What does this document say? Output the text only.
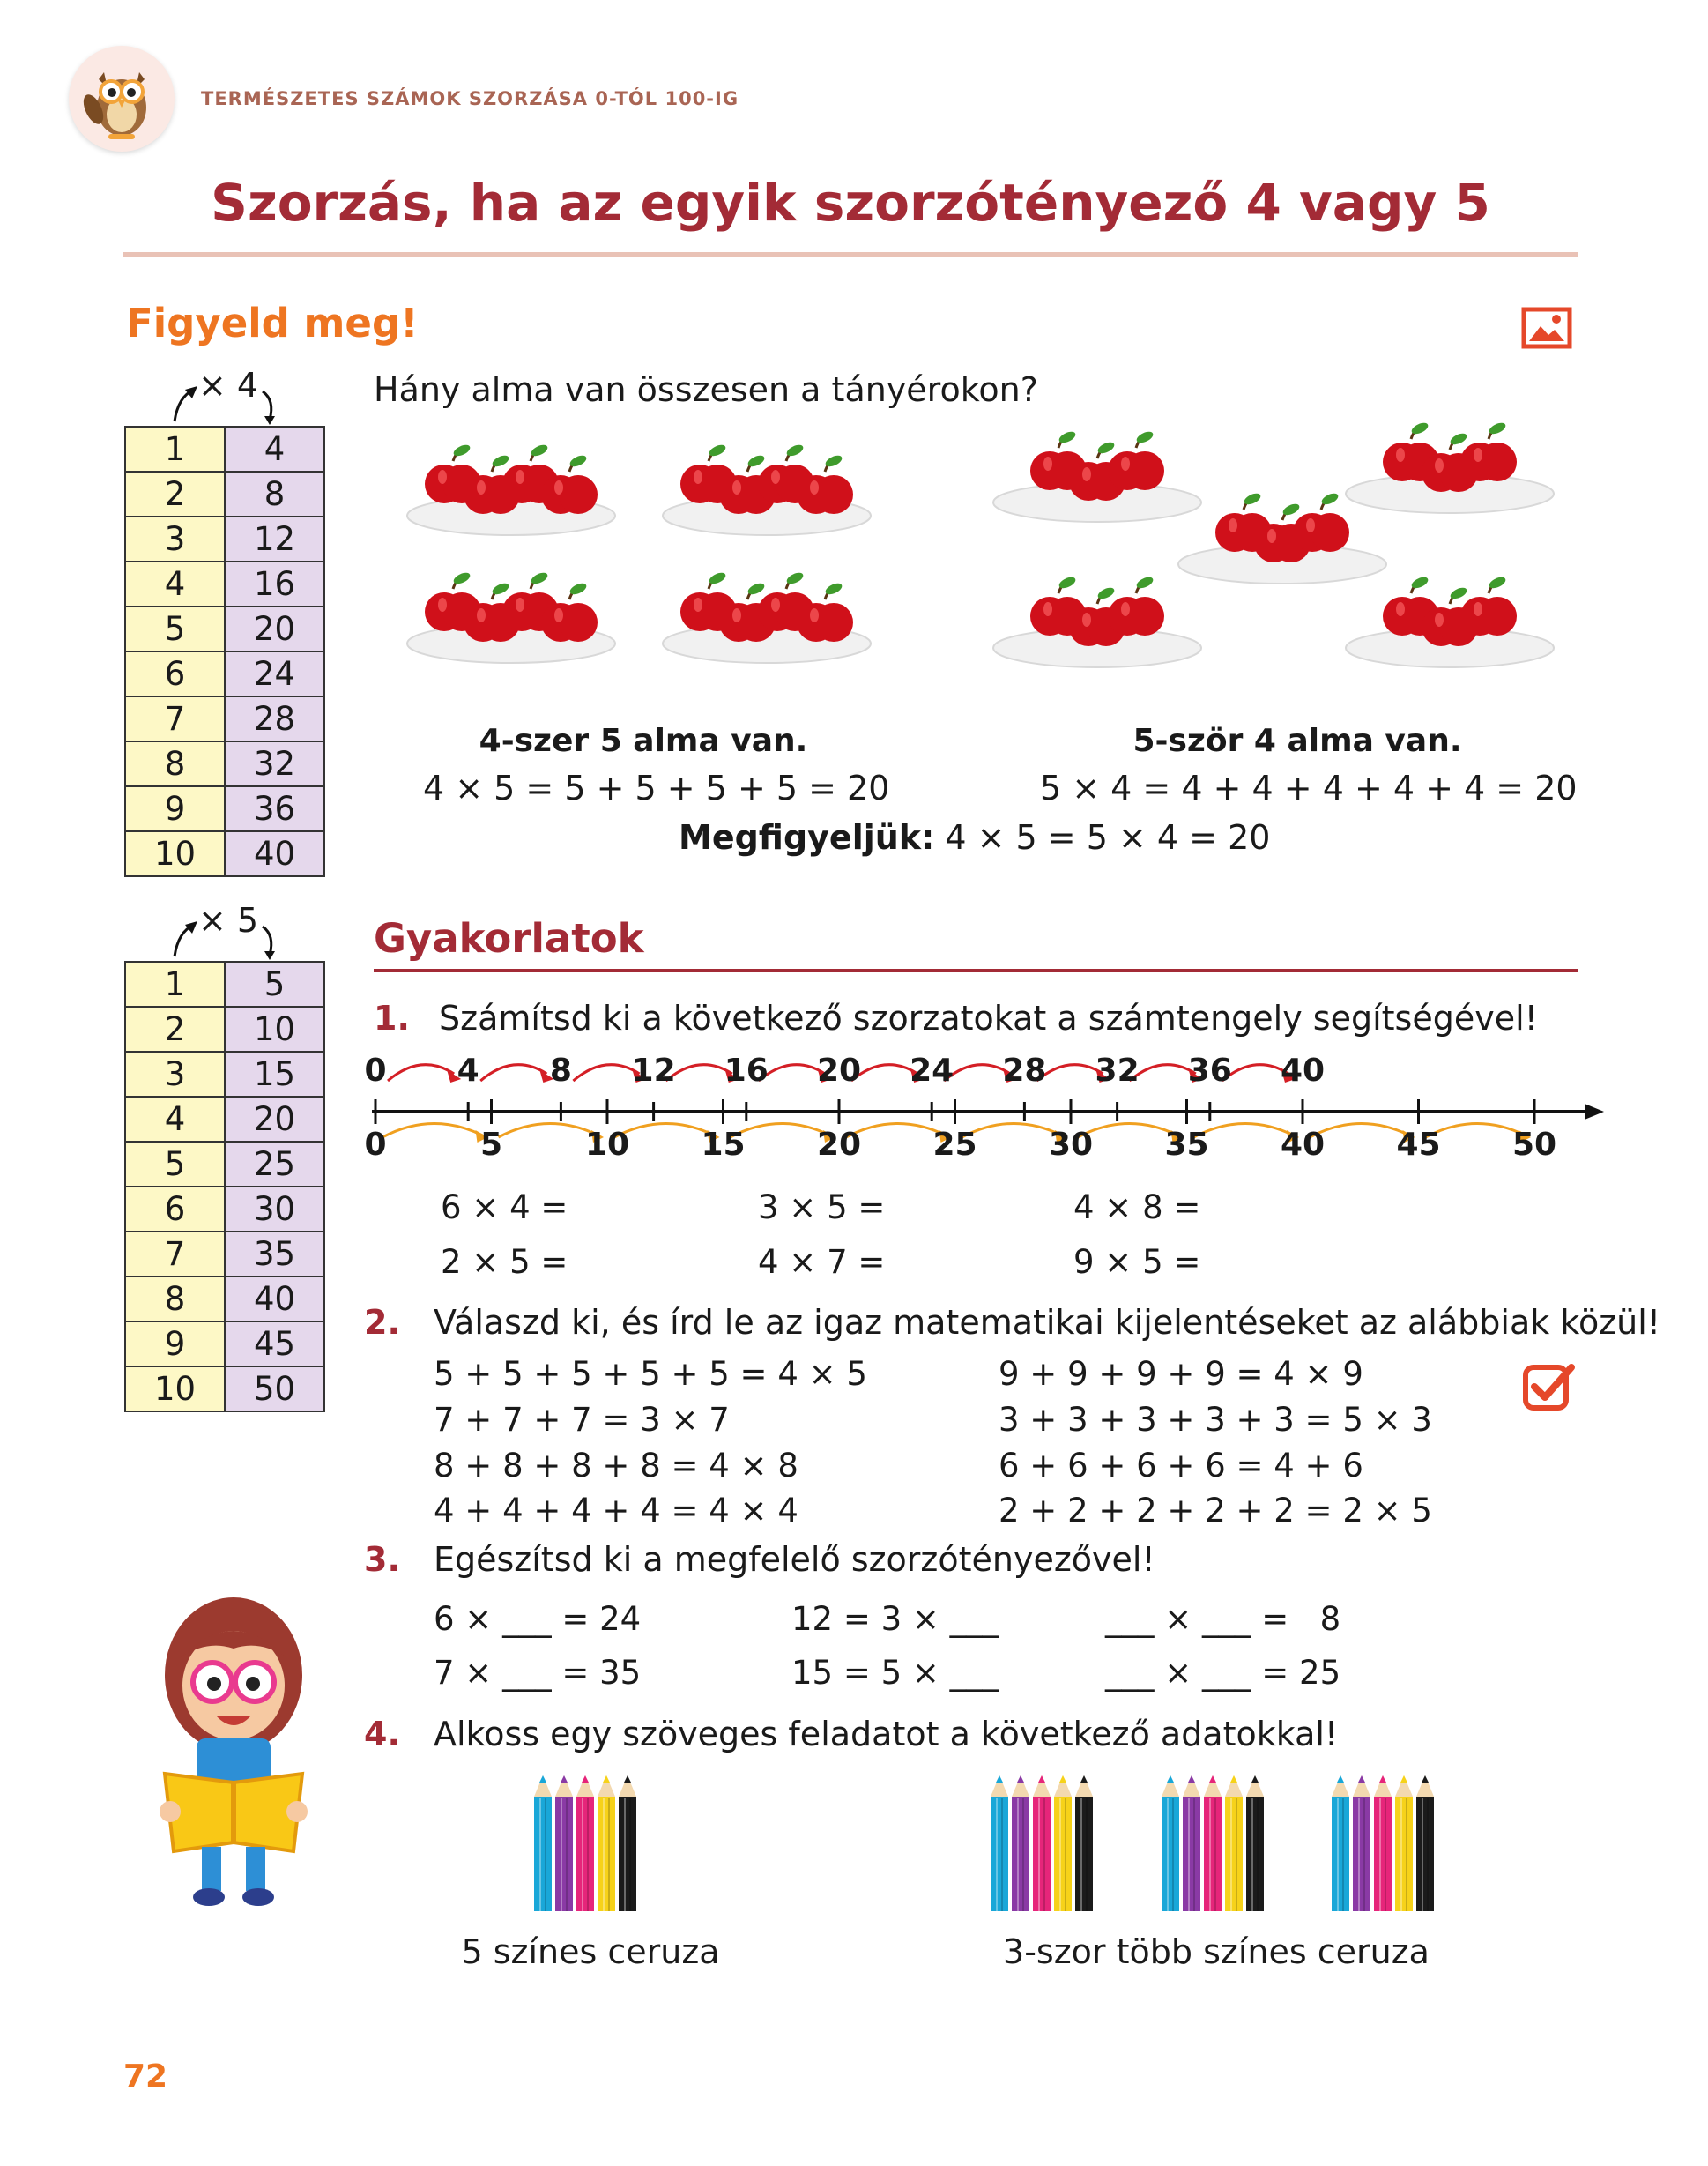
TERMÉSZETES SZÁMOK SZORZÁSA 0-TÓL 100-IG
Szorzás, ha az egyik szorzótényező 4 vagy 5
Figyeld meg!
× 4
1	4
2	8
3	12
4	16
5	20
6	24
7	28
8	32
9	36
10	40
× 5
1	5
2	10
3	15
4	20
5	25
6	30
7	35
8	40
9	45
10	50
Hány alma van összesen a tányérokon?
4-szer 5 alma van.
4 × 5 = 5 + 5 + 5 + 5 = 20
5-ször 4 alma van.
5 × 4 = 4 + 4 + 4 + 4 + 4 = 20
Megfigyeljük: 4 × 5 = 5 × 4 = 20
Gyakorlatok
1. Számítsd ki a következő szorzatokat a számtengely segítségével!
0	5	10 15 20 25 30 35 40 45 50
0 4 8 12 16 20 24 28 32 36 40
6 × 4 =	3 × 5 =	4 × 8 =
2 × 5 =	4 × 7 =	9 × 5 =
2. Válaszd ki, és írd le az igaz matematikai kijelentéseket az alábbiak közül!
5 + 5 + 5 + 5 + 5 = 4 × 5
7 + 7 + 7 = 3 × 7
8 + 8 + 8 + 8 = 4 × 8
4 + 4 + 4 + 4 = 4 × 4
9 + 9 + 9 + 9 = 4 × 9
3 + 3 + 3 + 3 + 3 = 5 × 3
6 + 6 + 6 + 6 = 4 + 6
2 + 2 + 2 + 2 + 2 = 2 × 5
3. Egészítsd ki a megfelelő szorzótényezővel!
6 × ___ = 24	12 = 3 × ___	___ × ___ =   8
7 × ___ = 35	15 = 5 × ___	___ × ___ = 25
4. Alkoss egy szöveges feladatot a következő adatokkal!
5 színes ceruza	3-szor több színes ceruza
72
________
WHAT IS NEEDED: Return every line of the preceding records in which the word "következő" appears.

RESULT:
1. Számítsd ki a következő szorzatokat a számtengely segítségével!
4. Alkoss egy szöveges feladatot a következő adatokkal!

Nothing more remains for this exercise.